═══ The input ═══

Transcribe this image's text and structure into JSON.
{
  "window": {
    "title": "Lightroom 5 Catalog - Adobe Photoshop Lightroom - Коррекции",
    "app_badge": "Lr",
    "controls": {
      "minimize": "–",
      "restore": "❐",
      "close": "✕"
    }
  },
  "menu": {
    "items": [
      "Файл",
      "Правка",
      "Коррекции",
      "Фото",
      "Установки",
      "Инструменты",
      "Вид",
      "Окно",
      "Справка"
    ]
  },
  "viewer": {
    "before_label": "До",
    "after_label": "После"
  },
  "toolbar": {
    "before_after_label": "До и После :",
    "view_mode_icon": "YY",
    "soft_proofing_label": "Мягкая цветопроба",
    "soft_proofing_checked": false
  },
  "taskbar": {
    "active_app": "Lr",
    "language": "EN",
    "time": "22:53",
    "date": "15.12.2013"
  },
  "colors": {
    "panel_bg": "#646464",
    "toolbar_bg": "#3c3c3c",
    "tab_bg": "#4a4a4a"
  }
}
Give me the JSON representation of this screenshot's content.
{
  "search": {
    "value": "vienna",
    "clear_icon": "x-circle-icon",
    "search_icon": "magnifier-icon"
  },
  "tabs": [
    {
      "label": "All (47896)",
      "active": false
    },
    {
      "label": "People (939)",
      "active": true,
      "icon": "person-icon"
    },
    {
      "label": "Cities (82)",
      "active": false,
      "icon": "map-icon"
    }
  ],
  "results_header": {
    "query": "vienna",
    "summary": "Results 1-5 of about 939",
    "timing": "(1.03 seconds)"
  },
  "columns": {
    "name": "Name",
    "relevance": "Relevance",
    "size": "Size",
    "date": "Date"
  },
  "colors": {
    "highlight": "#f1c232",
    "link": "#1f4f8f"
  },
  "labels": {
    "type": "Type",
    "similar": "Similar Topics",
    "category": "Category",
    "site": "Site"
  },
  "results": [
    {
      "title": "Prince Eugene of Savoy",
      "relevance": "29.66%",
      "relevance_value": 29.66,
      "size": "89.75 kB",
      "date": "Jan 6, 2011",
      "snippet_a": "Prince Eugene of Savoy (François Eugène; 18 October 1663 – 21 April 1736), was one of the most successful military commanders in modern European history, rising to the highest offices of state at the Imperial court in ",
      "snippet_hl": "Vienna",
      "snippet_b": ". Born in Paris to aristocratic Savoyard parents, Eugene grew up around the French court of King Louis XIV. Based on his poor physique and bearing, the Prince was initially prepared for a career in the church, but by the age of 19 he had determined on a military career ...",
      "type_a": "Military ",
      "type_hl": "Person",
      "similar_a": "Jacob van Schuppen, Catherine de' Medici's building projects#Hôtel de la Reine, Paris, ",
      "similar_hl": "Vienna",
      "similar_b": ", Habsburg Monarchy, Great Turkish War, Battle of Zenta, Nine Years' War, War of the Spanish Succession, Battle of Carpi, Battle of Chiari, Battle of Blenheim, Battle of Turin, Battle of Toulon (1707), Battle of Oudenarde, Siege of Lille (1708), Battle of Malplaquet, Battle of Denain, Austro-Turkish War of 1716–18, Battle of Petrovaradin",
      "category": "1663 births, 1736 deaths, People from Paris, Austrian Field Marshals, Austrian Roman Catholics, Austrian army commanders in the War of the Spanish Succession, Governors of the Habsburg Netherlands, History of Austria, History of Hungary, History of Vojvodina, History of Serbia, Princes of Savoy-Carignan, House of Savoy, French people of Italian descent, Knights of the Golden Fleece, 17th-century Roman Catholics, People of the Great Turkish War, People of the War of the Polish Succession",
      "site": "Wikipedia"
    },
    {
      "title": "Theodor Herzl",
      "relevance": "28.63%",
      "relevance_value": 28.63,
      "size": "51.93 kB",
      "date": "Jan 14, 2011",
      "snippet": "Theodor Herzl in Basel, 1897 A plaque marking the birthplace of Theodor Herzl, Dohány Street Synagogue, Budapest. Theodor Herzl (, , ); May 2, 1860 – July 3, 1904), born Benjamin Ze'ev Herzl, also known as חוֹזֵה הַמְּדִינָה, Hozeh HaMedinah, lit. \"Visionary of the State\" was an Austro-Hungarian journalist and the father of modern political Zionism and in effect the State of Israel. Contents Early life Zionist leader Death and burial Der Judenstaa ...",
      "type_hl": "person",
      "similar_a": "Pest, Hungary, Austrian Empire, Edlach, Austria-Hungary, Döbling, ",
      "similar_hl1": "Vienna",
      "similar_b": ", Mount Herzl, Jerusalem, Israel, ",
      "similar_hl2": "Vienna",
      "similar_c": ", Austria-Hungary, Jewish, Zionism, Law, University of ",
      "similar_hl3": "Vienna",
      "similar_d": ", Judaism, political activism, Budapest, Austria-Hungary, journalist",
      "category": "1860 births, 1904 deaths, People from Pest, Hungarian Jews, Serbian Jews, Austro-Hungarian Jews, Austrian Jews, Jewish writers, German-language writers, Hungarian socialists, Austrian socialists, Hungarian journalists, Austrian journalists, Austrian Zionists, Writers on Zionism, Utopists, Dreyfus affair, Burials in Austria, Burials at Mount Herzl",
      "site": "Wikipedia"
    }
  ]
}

═══

## Exercise aim
Extract every line that has the string "После" in it.

## Completed exercise
    "after_label": "После"
    "before_after_label": "До и После :",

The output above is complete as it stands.